◆ **Aim of the exercise**
Filter this material down to the lines that hold "印象大红袍", copying each one.
----- Records for this task -----
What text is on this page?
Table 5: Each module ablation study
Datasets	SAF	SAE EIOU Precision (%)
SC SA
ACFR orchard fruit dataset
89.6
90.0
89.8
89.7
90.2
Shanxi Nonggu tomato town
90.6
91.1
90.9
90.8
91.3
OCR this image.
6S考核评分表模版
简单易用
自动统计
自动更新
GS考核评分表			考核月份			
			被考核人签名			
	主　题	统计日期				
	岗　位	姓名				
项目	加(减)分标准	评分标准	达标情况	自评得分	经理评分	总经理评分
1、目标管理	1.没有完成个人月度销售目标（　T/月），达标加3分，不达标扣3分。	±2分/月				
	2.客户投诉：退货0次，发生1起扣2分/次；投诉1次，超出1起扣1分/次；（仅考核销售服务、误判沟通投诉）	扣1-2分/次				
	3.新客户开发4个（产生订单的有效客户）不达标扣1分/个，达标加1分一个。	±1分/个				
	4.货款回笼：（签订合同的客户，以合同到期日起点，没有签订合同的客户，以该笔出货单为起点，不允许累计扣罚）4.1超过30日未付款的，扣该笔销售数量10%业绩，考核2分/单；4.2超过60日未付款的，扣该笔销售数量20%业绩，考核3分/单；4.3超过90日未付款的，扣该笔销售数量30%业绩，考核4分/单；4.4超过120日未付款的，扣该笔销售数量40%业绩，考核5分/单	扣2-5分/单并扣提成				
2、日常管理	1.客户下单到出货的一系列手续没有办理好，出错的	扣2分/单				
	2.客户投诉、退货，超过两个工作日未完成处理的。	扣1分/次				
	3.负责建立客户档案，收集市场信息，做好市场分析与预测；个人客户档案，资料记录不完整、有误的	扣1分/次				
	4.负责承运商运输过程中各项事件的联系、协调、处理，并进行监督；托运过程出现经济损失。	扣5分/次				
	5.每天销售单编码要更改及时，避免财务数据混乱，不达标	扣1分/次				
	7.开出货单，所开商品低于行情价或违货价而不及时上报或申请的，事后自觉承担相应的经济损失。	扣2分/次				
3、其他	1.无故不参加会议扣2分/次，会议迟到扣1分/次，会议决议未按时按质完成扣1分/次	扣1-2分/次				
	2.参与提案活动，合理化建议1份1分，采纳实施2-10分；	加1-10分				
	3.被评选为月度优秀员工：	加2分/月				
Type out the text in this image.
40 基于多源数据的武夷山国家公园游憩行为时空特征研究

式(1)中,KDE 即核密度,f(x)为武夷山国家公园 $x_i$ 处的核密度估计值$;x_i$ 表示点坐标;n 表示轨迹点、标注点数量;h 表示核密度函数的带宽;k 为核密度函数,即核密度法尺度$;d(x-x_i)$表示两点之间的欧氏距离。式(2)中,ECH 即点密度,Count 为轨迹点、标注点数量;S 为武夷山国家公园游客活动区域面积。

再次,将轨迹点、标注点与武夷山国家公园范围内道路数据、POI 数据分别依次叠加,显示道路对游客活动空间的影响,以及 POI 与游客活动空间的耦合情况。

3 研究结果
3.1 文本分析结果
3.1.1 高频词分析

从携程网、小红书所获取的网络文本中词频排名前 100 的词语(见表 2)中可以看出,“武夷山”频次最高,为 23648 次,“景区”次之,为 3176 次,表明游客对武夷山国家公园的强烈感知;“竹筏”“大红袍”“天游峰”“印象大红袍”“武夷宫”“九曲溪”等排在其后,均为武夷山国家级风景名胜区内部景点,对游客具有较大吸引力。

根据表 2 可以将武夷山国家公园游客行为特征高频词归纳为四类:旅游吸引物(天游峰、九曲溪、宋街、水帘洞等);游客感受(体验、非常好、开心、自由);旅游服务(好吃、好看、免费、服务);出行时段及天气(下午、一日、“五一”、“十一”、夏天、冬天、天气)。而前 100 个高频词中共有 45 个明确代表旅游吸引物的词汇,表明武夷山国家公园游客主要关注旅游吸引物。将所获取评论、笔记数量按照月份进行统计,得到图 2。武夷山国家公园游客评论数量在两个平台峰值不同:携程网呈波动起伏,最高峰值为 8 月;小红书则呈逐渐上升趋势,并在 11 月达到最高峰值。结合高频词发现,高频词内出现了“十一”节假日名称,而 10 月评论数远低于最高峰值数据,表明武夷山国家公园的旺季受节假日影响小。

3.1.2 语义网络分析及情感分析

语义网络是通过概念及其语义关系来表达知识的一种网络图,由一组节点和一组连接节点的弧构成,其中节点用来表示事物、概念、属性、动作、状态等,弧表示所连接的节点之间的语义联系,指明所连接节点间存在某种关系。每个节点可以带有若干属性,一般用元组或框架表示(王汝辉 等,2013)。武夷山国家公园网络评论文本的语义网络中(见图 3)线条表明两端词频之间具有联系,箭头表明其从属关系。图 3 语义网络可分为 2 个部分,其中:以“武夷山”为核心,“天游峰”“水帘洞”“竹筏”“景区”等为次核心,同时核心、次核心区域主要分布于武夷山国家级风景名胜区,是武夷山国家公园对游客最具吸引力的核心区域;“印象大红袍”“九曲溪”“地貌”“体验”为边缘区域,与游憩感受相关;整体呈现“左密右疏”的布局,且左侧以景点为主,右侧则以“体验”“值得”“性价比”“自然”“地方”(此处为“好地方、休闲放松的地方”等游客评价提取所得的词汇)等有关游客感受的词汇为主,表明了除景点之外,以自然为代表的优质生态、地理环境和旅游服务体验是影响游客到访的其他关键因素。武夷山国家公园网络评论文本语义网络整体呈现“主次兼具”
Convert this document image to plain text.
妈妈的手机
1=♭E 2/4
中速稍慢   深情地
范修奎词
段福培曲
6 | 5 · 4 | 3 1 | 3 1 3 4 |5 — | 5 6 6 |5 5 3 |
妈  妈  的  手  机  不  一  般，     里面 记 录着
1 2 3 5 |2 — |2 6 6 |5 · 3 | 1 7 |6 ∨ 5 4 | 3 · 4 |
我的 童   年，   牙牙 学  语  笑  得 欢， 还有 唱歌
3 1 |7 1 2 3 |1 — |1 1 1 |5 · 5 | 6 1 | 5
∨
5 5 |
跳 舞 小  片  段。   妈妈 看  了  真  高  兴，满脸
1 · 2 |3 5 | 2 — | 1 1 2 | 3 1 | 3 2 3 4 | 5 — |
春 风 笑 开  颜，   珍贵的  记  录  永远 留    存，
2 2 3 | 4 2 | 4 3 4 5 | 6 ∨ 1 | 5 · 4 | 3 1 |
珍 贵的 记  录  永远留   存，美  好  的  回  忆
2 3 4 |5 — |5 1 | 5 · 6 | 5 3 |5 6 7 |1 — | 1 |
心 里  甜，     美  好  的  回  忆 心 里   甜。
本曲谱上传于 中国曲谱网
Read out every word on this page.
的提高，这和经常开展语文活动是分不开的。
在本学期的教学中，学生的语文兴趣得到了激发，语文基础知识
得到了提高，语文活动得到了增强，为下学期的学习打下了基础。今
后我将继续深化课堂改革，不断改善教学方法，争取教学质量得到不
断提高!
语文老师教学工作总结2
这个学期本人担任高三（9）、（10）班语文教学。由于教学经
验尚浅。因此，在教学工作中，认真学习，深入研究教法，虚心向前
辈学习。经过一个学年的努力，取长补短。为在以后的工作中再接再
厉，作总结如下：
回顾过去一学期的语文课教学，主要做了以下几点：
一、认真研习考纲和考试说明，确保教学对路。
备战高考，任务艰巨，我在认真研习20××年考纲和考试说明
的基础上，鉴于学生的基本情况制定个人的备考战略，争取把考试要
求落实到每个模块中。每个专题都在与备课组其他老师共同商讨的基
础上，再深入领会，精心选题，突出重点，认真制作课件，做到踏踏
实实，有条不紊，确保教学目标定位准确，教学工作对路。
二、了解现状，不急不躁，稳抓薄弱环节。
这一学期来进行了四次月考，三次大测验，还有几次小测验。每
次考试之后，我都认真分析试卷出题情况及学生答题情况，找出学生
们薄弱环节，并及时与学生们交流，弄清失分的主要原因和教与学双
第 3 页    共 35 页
-----
◆ **Written response**
从携程网、小红书所获取的网络文本中词频排名前 100 的词语(见表 2)中可以看出,“武夷山”频次最高,为 23648 次,“景区”次之,为 3176 次,表明游客对武夷山国家公园的强烈感知;“竹筏”“大红袍”“天游峰”“印象大红袍”“武夷宫”“九曲溪”等排在其后,均为武夷山国家级风景名胜区内部景点,对游客具有较大吸引力。
语义网络是通过概念及其语义关系来表达知识的一种网络图,由一组节点和一组连接节点的弧构成,其中节点用来表示事物、概念、属性、动作、状态等,弧表示所连接的节点之间的语义联系,指明所连接节点间存在某种关系。每个节点可以带有若干属性,一般用元组或框架表示(王汝辉 等,2013)。武夷山国家公园网络评论文本的语义网络中(见图 3)线条表明两端词频之间具有联系,箭头表明其从属关系。图 3 语义网络可分为 2 个部分,其中:以“武夷山”为核心,“天游峰”“水帘洞”“竹筏”“景区”等为次核心,同时核心、次核心区域主要分布于武夷山国家级风景名胜区,是武夷山国家公园对游客最具吸引力的核心区域;“印象大红袍”“九曲溪”“地貌”“体验”为边缘区域,与游憩感受相关;整体呈现“左密右疏”的布局,且左侧以景点为主,右侧则以“体验”“值得”“性价比”“自然”“地方”(此处为“好地方、休闲放松的地方”等游客评价提取所得的词汇)等有关游客感受的词汇为主,表明了除景点之外,以自然为代表的优质生态、地理环境和旅游服务体验是影响游客到访的其他关键因素。武夷山国家公园网络评论文本语义网络整体呈现“主次兼具”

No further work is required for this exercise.